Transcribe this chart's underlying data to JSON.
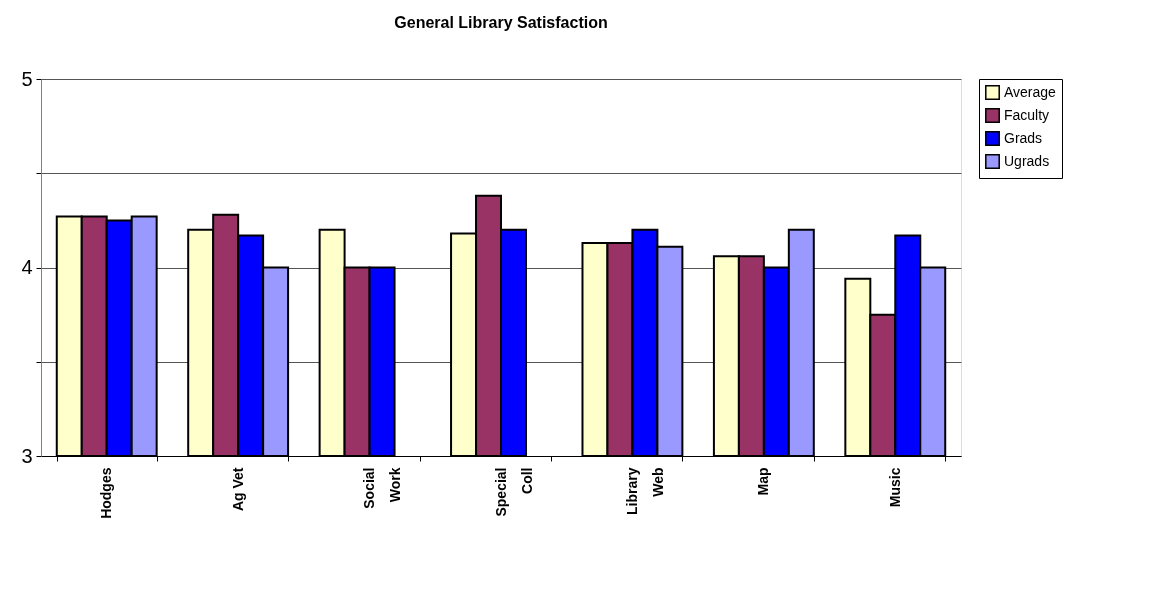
{
  "chart_data": {
    "type": "bar",
    "title": "General Library Satisfaction",
    "categories": [
      "Hodges",
      "Ag Vet",
      "Social\nWork",
      "Special\nColl",
      "Library\nWeb",
      "Map",
      "Music"
    ],
    "series": [
      {
        "name": "Average",
        "color": "#ffffcc",
        "values": [
          4.27,
          4.2,
          4.2,
          4.18,
          4.13,
          4.06,
          3.94
        ]
      },
      {
        "name": "Faculty",
        "color": "#993366",
        "values": [
          4.27,
          4.28,
          4.0,
          4.38,
          4.13,
          4.06,
          3.75
        ]
      },
      {
        "name": "Grads",
        "color": "#0000ff",
        "values": [
          4.25,
          4.17,
          4.0,
          4.2,
          4.2,
          4.0,
          4.17
        ]
      },
      {
        "name": "Ugrads",
        "color": "#9999ff",
        "values": [
          4.27,
          4.0,
          null,
          null,
          4.11,
          4.2,
          4.0
        ]
      }
    ],
    "ylim": [
      3,
      5
    ],
    "yticks": [
      3,
      {
        "value": 3.5,
        "label": null
      },
      4,
      {
        "value": 4.5,
        "label": null
      },
      5
    ],
    "grid": "y",
    "legend": "right"
  }
}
------------------------------------------------------------
Task objective = Quote the records in their entirety, keeping the wording exact and excluding pictures.

Solution for this exercise =
Transcribe this chart's underlying data to JSON.
{
  "chart_data": {
    "type": "bar",
    "title": "General Library Satisfaction",
    "categories": [
      "Hodges",
      "Ag Vet",
      "Social\nWork",
      "Special\nColl",
      "Library\nWeb",
      "Map",
      "Music"
    ],
    "series": [
      {
        "name": "Average",
        "color": "#ffffcc",
        "values": [
          4.27,
          4.2,
          4.2,
          4.18,
          4.13,
          4.06,
          3.94
        ]
      },
      {
        "name": "Faculty",
        "color": "#993366",
        "values": [
          4.27,
          4.28,
          4.0,
          4.38,
          4.13,
          4.06,
          3.75
        ]
      },
      {
        "name": "Grads",
        "color": "#0000ff",
        "values": [
          4.25,
          4.17,
          4.0,
          4.2,
          4.2,
          4.0,
          4.17
        ]
      },
      {
        "name": "Ugrads",
        "color": "#9999ff",
        "values": [
          4.27,
          4.0,
          null,
          null,
          4.11,
          4.2,
          4.0
        ]
      }
    ],
    "ylim": [
      3,
      5
    ],
    "yticks": [
      3,
      {
        "value": 3.5,
        "label": null
      },
      4,
      {
        "value": 4.5,
        "label": null
      },
      5
    ],
    "grid": "y",
    "legend": "right"
  }
}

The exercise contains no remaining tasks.